■ The task ■
Provide only the number of lines in the listing that contain the string "Commerce".
============
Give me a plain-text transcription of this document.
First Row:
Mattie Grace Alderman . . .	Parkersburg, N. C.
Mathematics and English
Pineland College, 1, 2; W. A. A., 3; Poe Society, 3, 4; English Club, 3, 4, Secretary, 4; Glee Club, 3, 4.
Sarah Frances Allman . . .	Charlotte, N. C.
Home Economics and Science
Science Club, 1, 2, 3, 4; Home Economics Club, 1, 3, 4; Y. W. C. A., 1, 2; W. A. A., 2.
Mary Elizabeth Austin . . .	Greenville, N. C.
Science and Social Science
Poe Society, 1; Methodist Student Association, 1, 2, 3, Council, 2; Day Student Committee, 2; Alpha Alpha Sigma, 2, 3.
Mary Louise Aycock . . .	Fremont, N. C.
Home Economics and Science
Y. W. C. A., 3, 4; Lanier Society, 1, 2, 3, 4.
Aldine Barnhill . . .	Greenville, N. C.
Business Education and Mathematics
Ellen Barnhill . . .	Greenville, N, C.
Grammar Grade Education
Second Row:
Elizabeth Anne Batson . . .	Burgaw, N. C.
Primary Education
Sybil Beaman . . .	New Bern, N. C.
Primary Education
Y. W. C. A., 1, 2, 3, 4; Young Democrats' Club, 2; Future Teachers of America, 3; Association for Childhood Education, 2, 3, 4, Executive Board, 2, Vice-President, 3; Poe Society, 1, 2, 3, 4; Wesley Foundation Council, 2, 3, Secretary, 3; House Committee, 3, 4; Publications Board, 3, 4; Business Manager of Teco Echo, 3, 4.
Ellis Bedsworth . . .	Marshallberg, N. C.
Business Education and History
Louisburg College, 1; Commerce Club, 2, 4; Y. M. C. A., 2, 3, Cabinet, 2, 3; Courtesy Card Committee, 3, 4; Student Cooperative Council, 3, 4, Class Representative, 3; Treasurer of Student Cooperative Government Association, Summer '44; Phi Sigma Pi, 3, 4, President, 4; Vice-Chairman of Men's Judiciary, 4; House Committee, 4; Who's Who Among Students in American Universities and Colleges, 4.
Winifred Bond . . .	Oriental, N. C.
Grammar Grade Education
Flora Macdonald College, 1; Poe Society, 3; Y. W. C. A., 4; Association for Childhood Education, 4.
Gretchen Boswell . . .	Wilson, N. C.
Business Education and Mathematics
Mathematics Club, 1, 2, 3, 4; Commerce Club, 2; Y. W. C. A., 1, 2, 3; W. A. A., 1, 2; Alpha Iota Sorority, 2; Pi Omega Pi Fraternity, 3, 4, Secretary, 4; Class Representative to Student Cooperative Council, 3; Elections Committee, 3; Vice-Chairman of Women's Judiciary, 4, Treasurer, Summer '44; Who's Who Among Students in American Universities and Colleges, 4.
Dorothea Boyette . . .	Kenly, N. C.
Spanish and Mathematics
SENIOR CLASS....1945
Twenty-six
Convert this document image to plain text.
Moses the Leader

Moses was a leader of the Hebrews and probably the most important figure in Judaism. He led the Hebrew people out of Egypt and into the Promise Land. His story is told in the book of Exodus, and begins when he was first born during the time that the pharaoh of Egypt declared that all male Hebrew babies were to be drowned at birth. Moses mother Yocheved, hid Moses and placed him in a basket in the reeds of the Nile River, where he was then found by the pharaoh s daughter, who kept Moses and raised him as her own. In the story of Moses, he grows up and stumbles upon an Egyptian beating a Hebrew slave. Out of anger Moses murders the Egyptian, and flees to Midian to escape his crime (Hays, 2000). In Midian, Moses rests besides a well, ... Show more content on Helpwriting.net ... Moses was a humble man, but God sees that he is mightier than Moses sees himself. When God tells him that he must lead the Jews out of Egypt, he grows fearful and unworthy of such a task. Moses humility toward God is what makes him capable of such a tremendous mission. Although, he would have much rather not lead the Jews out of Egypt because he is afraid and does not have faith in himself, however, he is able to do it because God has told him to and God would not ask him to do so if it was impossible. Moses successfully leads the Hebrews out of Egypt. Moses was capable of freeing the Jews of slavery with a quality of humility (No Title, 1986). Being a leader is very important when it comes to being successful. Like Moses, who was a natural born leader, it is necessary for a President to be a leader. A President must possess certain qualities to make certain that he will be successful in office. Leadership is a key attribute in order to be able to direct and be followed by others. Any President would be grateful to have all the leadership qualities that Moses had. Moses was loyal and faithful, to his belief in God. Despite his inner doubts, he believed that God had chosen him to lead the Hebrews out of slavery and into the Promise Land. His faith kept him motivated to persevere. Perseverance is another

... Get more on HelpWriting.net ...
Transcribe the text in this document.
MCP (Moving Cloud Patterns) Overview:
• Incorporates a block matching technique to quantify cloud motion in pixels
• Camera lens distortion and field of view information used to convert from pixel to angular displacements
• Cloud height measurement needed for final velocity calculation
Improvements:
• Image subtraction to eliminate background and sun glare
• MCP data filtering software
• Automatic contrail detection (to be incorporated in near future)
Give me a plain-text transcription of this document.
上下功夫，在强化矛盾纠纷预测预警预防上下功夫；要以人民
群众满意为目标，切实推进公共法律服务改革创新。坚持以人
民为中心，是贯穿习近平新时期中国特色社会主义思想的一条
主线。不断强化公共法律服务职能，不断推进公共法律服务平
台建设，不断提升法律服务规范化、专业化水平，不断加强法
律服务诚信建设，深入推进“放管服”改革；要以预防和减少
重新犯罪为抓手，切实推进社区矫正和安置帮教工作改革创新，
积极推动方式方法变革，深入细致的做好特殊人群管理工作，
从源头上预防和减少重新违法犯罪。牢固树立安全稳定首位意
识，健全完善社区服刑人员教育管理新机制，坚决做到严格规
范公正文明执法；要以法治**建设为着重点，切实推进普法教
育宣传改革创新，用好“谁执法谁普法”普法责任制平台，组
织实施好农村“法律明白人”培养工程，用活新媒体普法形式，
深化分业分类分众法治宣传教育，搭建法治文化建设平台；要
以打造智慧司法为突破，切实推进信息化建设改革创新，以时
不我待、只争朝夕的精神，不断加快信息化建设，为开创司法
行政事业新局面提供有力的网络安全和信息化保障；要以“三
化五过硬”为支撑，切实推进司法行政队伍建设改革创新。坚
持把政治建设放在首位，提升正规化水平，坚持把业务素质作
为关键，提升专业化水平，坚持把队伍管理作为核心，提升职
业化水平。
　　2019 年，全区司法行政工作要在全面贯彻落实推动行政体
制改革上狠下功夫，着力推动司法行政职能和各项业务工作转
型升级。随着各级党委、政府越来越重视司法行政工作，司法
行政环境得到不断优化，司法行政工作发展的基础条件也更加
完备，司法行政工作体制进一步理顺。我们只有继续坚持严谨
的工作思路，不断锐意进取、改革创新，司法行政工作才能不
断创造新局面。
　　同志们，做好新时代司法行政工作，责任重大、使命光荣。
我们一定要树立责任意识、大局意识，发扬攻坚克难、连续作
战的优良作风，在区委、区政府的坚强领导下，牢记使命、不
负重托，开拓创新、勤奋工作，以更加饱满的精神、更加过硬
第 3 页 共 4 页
============
■ Written solution ■
2